• _WHAT YOU HAVE TO DO_
Seek out every line containing the word "Casualty", and copy each.

• _Entries with figure data_
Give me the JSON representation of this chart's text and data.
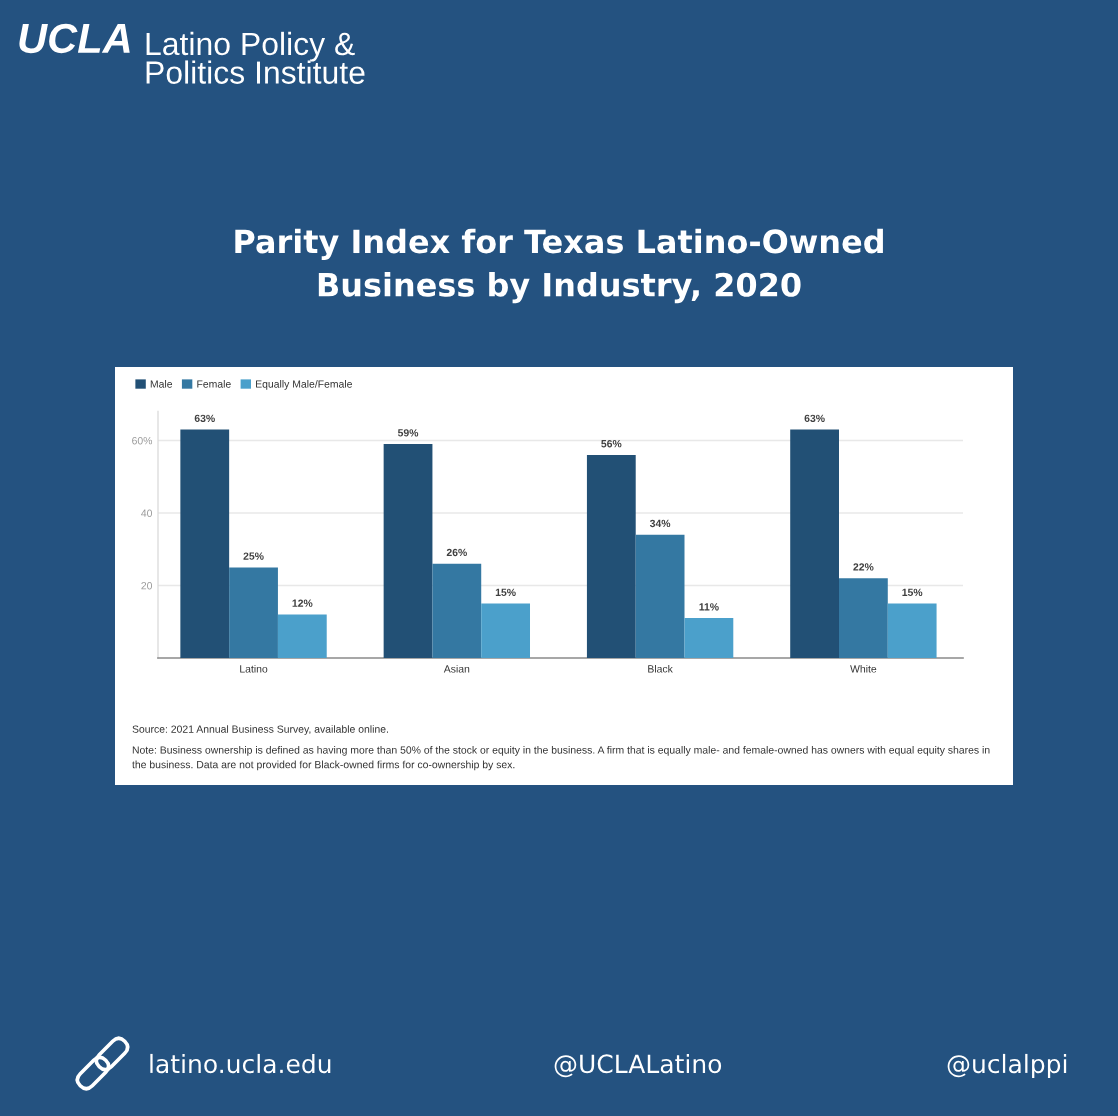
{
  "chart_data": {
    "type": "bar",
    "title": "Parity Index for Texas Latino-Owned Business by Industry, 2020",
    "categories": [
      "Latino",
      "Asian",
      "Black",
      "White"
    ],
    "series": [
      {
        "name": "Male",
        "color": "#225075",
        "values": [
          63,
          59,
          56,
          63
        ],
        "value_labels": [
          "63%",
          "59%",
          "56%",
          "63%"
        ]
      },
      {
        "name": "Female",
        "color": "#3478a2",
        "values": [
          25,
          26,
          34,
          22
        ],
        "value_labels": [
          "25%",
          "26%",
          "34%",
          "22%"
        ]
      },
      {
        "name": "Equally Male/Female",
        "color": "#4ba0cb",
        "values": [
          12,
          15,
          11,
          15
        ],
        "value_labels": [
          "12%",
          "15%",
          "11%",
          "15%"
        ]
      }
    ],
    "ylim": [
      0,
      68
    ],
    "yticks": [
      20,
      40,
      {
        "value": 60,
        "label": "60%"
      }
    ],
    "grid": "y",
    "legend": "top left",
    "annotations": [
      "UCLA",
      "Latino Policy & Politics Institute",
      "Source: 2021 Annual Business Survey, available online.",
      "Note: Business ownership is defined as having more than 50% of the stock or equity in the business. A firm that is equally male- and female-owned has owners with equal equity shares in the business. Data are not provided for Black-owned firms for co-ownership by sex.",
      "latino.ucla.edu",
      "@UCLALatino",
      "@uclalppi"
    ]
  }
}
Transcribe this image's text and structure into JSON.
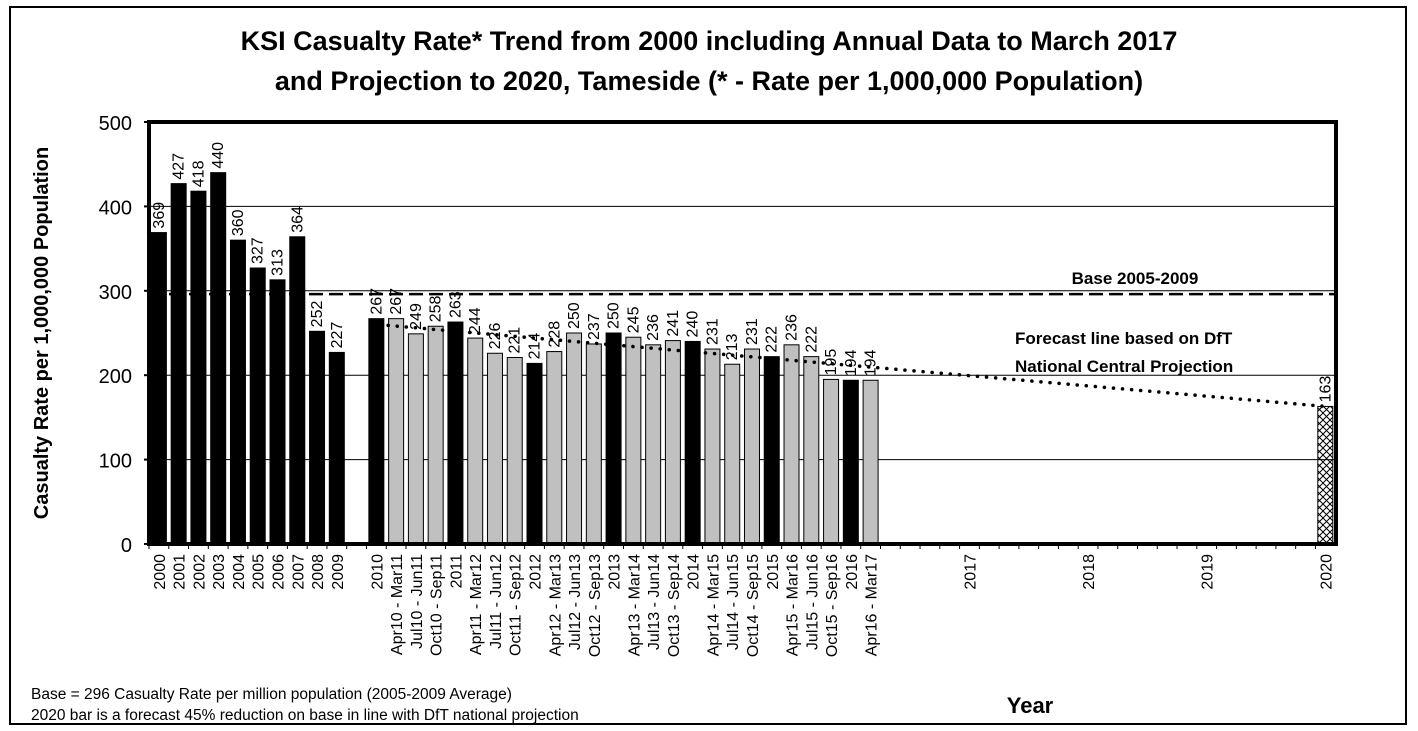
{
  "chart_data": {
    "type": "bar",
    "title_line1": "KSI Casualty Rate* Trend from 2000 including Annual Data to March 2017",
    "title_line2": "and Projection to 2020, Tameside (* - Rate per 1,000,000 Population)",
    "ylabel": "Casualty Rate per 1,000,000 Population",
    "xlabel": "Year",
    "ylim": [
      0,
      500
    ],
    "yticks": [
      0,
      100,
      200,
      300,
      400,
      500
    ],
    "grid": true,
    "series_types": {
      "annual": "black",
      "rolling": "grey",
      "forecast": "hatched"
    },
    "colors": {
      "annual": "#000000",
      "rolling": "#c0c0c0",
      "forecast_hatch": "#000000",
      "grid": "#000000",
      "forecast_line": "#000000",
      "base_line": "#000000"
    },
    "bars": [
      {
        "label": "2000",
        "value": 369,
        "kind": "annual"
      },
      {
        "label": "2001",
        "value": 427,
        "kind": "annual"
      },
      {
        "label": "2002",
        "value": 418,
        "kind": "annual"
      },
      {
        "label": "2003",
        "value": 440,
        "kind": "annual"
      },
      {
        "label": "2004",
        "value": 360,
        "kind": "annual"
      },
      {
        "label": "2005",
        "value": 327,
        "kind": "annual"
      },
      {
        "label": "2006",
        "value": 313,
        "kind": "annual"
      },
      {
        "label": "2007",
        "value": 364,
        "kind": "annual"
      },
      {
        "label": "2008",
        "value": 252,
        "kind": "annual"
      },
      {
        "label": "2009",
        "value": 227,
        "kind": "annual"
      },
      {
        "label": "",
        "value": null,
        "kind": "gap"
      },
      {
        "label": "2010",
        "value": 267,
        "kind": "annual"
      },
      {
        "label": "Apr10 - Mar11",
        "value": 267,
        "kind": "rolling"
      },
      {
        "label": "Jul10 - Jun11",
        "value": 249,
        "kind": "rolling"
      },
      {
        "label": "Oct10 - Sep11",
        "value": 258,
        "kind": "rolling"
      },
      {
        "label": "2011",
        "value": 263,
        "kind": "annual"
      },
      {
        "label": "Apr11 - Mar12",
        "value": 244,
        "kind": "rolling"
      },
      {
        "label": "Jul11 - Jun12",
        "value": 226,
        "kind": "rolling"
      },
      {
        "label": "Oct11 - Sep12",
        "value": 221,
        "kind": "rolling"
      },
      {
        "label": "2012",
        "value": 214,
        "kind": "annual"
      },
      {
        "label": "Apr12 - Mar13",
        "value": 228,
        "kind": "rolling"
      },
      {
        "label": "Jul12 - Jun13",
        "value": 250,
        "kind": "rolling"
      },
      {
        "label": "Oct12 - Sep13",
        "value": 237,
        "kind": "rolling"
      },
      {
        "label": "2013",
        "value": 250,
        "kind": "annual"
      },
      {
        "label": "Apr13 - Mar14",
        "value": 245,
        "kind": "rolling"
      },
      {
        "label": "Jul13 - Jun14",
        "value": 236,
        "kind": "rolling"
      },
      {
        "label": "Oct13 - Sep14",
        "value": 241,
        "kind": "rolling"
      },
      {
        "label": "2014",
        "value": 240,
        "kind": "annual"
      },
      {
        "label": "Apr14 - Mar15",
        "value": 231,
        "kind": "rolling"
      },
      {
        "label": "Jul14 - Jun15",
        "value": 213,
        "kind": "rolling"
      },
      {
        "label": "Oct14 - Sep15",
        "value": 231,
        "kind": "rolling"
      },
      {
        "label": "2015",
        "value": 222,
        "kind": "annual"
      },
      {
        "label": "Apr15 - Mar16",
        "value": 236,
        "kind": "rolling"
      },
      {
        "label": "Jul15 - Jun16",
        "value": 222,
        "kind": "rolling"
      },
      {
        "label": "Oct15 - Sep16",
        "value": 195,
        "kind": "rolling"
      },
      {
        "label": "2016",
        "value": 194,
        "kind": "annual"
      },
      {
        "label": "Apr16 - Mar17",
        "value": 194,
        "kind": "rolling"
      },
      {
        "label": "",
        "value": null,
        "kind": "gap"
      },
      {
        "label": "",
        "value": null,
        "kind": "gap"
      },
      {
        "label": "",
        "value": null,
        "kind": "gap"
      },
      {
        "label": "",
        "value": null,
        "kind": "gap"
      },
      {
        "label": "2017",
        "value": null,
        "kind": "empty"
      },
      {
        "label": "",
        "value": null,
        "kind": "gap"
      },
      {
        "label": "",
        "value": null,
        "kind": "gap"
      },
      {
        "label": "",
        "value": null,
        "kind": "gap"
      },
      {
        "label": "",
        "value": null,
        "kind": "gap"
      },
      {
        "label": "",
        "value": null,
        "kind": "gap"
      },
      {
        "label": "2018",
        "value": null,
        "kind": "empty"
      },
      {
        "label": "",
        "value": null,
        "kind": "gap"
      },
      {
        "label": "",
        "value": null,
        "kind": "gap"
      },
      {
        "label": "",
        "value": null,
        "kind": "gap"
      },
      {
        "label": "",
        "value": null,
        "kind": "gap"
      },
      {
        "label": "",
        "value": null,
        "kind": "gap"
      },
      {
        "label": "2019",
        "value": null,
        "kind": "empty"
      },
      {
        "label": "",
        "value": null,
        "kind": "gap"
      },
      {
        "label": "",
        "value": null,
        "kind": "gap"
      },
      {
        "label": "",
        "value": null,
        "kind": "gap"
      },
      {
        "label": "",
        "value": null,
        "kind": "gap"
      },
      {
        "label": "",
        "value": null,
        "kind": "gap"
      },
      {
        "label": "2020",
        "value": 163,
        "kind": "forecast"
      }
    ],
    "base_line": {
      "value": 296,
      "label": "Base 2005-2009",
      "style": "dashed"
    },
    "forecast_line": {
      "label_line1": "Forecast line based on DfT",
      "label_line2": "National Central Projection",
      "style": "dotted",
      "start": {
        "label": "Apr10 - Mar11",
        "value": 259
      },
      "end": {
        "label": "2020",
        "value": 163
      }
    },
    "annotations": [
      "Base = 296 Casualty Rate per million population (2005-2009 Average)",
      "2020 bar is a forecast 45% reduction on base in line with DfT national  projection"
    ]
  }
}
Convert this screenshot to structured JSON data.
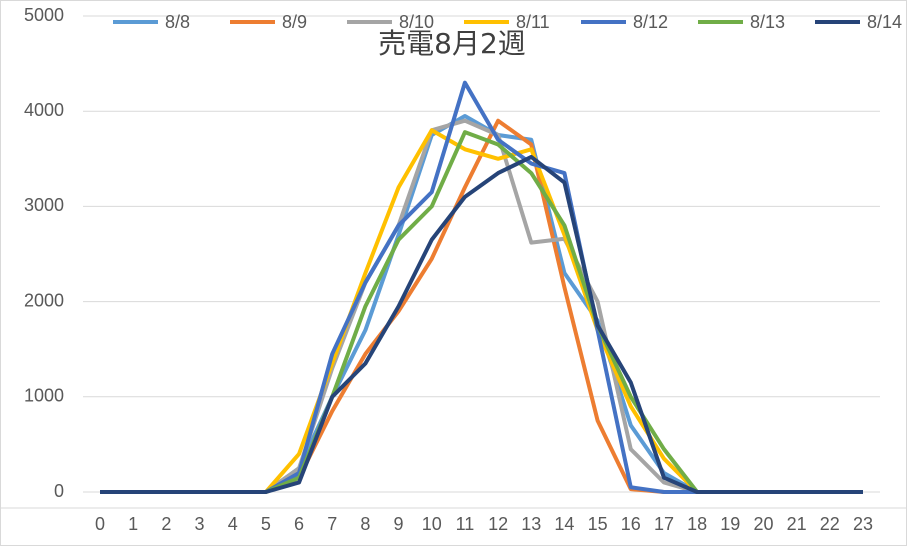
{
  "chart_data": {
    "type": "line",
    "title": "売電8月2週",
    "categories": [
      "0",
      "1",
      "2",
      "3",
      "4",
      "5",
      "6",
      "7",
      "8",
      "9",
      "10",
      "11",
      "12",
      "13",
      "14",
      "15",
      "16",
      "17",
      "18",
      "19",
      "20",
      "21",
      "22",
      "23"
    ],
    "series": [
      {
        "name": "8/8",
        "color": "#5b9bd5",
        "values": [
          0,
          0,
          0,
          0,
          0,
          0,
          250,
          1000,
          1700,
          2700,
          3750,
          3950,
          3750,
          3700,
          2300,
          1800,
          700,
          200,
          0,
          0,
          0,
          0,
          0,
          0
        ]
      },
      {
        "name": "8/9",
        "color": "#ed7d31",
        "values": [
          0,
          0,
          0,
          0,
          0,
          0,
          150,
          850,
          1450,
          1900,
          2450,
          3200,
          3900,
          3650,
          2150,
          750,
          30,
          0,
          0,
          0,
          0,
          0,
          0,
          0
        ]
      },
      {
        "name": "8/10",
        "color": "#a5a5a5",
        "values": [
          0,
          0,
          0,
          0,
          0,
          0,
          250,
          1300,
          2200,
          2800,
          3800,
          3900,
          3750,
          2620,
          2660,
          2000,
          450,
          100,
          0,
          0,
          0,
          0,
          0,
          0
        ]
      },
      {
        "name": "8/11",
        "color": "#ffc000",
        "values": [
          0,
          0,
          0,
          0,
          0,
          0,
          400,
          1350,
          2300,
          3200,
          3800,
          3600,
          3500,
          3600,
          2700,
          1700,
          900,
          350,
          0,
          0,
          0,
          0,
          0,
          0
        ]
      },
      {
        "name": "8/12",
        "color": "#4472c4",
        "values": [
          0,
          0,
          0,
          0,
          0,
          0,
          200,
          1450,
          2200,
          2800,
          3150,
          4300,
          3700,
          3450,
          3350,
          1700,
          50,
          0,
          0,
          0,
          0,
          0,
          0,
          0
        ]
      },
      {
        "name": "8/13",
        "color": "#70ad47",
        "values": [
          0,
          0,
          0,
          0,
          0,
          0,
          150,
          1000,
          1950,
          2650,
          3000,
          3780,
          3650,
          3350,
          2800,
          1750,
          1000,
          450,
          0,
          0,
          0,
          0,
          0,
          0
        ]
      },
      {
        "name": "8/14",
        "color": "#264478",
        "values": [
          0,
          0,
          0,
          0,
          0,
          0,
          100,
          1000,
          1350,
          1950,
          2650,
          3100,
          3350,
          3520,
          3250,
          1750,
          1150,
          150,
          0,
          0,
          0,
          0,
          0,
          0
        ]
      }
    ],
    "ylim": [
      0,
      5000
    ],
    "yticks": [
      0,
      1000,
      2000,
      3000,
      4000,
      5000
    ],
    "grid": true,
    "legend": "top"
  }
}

• _FINISHED EXERCISE_
    "title_line1": "KSI Casualty Rate* Trend from 2000 including Annual Data to March 2017",
    "ylabel": "Casualty Rate per 1,000,000 Population",
      "Base = 296 Casualty Rate per million population (2005-2009 Average)",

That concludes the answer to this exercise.